Task material:
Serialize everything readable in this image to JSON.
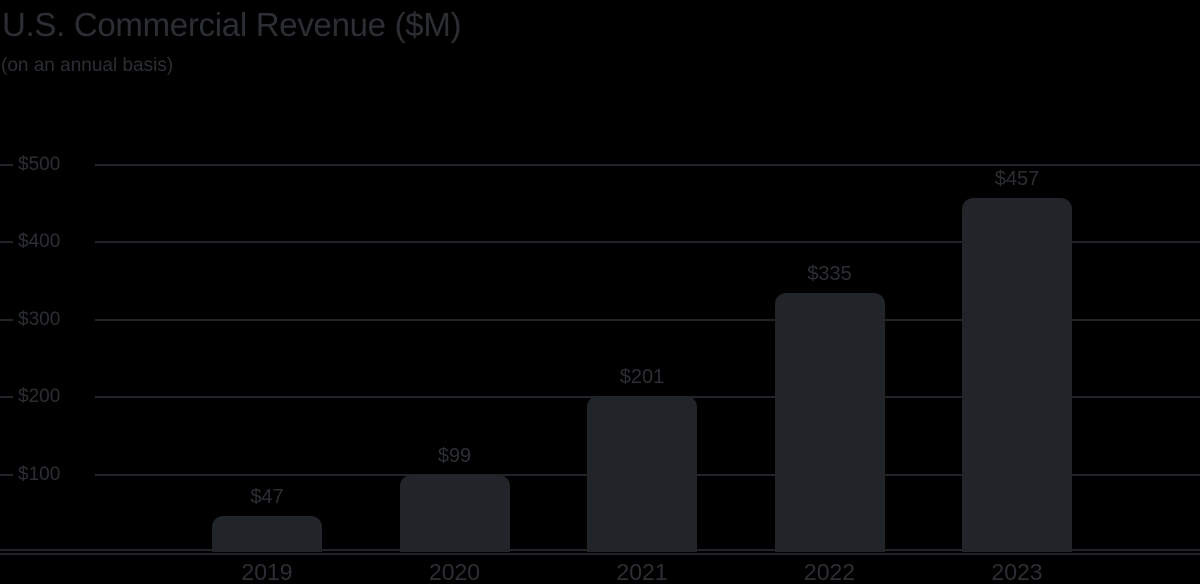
{
  "chart_data": {
    "type": "bar",
    "title": "U.S. Commercial Revenue ($M)",
    "subtitle": "(on an annual basis)",
    "categories": [
      "2019",
      "2020",
      "2021",
      "2022",
      "2023"
    ],
    "values": [
      47,
      99,
      201,
      335,
      457
    ],
    "value_labels": [
      "$47",
      "$99",
      "$201",
      "$335",
      "$457"
    ],
    "y_ticks": [
      100,
      200,
      300,
      400,
      500
    ],
    "y_tick_labels": [
      "$100",
      "$200",
      "$300",
      "$400",
      "$500"
    ],
    "ylim": [
      0,
      500
    ],
    "xlabel": "",
    "ylabel": "",
    "grid": true,
    "legend": false,
    "colors": {
      "background": "#000000",
      "bar": "#212428",
      "gridline": "#202328",
      "text": "#2b2e33"
    }
  }
}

To be done: Output the entries above exactly, without their pictures.

Task solution:
Serialize everything readable in this image to JSON.
{
  "chart_data": {
    "type": "bar",
    "title": "U.S. Commercial Revenue ($M)",
    "subtitle": "(on an annual basis)",
    "categories": [
      "2019",
      "2020",
      "2021",
      "2022",
      "2023"
    ],
    "values": [
      47,
      99,
      201,
      335,
      457
    ],
    "value_labels": [
      "$47",
      "$99",
      "$201",
      "$335",
      "$457"
    ],
    "y_ticks": [
      100,
      200,
      300,
      400,
      500
    ],
    "y_tick_labels": [
      "$100",
      "$200",
      "$300",
      "$400",
      "$500"
    ],
    "ylim": [
      0,
      500
    ],
    "xlabel": "",
    "ylabel": "",
    "grid": true,
    "legend": false,
    "colors": {
      "background": "#000000",
      "bar": "#212428",
      "gridline": "#202328",
      "text": "#2b2e33"
    }
  }
}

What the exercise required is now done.